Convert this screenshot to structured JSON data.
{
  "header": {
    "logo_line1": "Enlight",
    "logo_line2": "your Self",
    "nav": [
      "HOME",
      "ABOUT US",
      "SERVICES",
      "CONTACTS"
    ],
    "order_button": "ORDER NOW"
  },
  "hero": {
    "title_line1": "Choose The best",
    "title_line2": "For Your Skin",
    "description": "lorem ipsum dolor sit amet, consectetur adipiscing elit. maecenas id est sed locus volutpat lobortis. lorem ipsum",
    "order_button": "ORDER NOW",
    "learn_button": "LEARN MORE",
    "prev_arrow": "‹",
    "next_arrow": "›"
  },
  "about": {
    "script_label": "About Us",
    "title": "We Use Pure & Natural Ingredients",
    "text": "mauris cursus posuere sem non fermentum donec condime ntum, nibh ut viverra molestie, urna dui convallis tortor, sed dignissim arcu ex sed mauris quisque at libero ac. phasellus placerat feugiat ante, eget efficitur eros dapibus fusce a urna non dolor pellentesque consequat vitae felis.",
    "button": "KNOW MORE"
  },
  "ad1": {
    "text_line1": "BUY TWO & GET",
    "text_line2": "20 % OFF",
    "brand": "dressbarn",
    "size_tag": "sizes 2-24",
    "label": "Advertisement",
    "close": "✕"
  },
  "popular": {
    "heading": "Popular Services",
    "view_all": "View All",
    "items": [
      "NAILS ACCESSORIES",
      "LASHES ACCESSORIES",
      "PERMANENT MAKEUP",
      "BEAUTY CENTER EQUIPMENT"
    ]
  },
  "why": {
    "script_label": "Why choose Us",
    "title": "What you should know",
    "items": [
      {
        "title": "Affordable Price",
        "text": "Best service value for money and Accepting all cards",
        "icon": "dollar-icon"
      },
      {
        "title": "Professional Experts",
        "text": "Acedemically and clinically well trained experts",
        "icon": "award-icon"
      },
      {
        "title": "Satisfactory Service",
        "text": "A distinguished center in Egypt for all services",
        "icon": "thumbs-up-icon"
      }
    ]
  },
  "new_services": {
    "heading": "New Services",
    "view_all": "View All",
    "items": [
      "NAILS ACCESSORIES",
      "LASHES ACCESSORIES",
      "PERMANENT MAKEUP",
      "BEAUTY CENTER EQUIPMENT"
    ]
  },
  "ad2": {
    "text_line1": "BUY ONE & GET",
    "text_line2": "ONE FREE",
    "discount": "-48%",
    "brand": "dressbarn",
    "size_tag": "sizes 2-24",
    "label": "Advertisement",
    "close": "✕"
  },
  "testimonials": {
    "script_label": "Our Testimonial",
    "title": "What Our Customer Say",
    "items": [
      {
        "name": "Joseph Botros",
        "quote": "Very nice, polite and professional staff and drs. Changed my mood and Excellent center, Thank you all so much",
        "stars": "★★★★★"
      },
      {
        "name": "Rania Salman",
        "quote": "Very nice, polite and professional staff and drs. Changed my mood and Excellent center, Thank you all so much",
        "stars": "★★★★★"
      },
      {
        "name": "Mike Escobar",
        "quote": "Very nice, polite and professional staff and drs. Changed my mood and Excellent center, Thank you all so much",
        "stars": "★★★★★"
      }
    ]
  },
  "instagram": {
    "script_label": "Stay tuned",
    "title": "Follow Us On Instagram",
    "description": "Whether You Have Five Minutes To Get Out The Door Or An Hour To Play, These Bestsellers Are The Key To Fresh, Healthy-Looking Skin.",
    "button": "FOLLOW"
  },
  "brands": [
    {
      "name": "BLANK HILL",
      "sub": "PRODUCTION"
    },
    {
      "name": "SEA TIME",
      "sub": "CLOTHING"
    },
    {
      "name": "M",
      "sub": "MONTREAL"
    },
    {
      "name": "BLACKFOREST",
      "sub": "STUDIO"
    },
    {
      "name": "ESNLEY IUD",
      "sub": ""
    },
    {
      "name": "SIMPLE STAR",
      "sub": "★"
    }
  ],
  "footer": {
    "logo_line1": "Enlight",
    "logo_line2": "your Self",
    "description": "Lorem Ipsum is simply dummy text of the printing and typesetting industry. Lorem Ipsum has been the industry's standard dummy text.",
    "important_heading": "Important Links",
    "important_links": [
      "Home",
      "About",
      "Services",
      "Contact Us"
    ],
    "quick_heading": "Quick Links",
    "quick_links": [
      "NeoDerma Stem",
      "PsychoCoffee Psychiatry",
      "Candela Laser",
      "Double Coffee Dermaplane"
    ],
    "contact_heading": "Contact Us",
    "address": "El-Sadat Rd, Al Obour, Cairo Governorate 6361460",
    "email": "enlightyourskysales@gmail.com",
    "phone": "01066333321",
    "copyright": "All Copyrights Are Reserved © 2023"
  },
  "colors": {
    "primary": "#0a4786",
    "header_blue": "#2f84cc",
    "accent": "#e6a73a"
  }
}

——

_SET EXERCISE_: Every line above should be written out again exactly as it stands.

_EXPECTED ANSWER_:
Convert this screenshot to structured JSON data.
{
  "header": {
    "logo_line1": "Enlight",
    "logo_line2": "your Self",
    "nav": [
      "HOME",
      "ABOUT US",
      "SERVICES",
      "CONTACTS"
    ],
    "order_button": "ORDER NOW"
  },
  "hero": {
    "title_line1": "Choose The best",
    "title_line2": "For Your Skin",
    "description": "lorem ipsum dolor sit amet, consectetur adipiscing elit. maecenas id est sed locus volutpat lobortis. lorem ipsum",
    "order_button": "ORDER NOW",
    "learn_button": "LEARN MORE",
    "prev_arrow": "‹",
    "next_arrow": "›"
  },
  "about": {
    "script_label": "About Us",
    "title": "We Use Pure & Natural Ingredients",
    "text": "mauris cursus posuere sem non fermentum donec condime ntum, nibh ut viverra molestie, urna dui convallis tortor, sed dignissim arcu ex sed mauris quisque at libero ac. phasellus placerat feugiat ante, eget efficitur eros dapibus fusce a urna non dolor pellentesque consequat vitae felis.",
    "button": "KNOW MORE"
  },
  "ad1": {
    "text_line1": "BUY TWO & GET",
    "text_line2": "20 % OFF",
    "brand": "dressbarn",
    "size_tag": "sizes 2-24",
    "label": "Advertisement",
    "close": "✕"
  },
  "popular": {
    "heading": "Popular Services",
    "view_all": "View All",
    "items": [
      "NAILS ACCESSORIES",
      "LASHES ACCESSORIES",
      "PERMANENT MAKEUP",
      "BEAUTY CENTER EQUIPMENT"
    ]
  },
  "why": {
    "script_label": "Why choose Us",
    "title": "What you should know",
    "items": [
      {
        "title": "Affordable Price",
        "text": "Best service value for money and Accepting all cards",
        "icon": "dollar-icon"
      },
      {
        "title": "Professional Experts",
        "text": "Acedemically and clinically well trained experts",
        "icon": "award-icon"
      },
      {
        "title": "Satisfactory Service",
        "text": "A distinguished center in Egypt for all services",
        "icon": "thumbs-up-icon"
      }
    ]
  },
  "new_services": {
    "heading": "New Services",
    "view_all": "View All",
    "items": [
      "NAILS ACCESSORIES",
      "LASHES ACCESSORIES",
      "PERMANENT MAKEUP",
      "BEAUTY CENTER EQUIPMENT"
    ]
  },
  "ad2": {
    "text_line1": "BUY ONE & GET",
    "text_line2": "ONE FREE",
    "discount": "-48%",
    "brand": "dressbarn",
    "size_tag": "sizes 2-24",
    "label": "Advertisement",
    "close": "✕"
  },
  "testimonials": {
    "script_label": "Our Testimonial",
    "title": "What Our Customer Say",
    "items": [
      {
        "name": "Joseph Botros",
        "quote": "Very nice, polite and professional staff and drs. Changed my mood and Excellent center, Thank you all so much",
        "stars": "★★★★★"
      },
      {
        "name": "Rania Salman",
        "quote": "Very nice, polite and professional staff and drs. Changed my mood and Excellent center, Thank you all so much",
        "stars": "★★★★★"
      },
      {
        "name": "Mike Escobar",
        "quote": "Very nice, polite and professional staff and drs. Changed my mood and Excellent center, Thank you all so much",
        "stars": "★★★★★"
      }
    ]
  },
  "instagram": {
    "script_label": "Stay tuned",
    "title": "Follow Us On Instagram",
    "description": "Whether You Have Five Minutes To Get Out The Door Or An Hour To Play, These Bestsellers Are The Key To Fresh, Healthy-Looking Skin.",
    "button": "FOLLOW"
  },
  "brands": [
    {
      "name": "BLANK HILL",
      "sub": "PRODUCTION"
    },
    {
      "name": "SEA TIME",
      "sub": "CLOTHING"
    },
    {
      "name": "M",
      "sub": "MONTREAL"
    },
    {
      "name": "BLACKFOREST",
      "sub": "STUDIO"
    },
    {
      "name": "ESNLEY IUD",
      "sub": ""
    },
    {
      "name": "SIMPLE STAR",
      "sub": "★"
    }
  ],
  "footer": {
    "logo_line1": "Enlight",
    "logo_line2": "your Self",
    "description": "Lorem Ipsum is simply dummy text of the printing and typesetting industry. Lorem Ipsum has been the industry's standard dummy text.",
    "important_heading": "Important Links",
    "important_links": [
      "Home",
      "About",
      "Services",
      "Contact Us"
    ],
    "quick_heading": "Quick Links",
    "quick_links": [
      "NeoDerma Stem",
      "PsychoCoffee Psychiatry",
      "Candela Laser",
      "Double Coffee Dermaplane"
    ],
    "contact_heading": "Contact Us",
    "address": "El-Sadat Rd, Al Obour, Cairo Governorate 6361460",
    "email": "enlightyourskysales@gmail.com",
    "phone": "01066333321",
    "copyright": "All Copyrights Are Reserved © 2023"
  },
  "colors": {
    "primary": "#0a4786",
    "header_blue": "#2f84cc",
    "accent": "#e6a73a"
  }
}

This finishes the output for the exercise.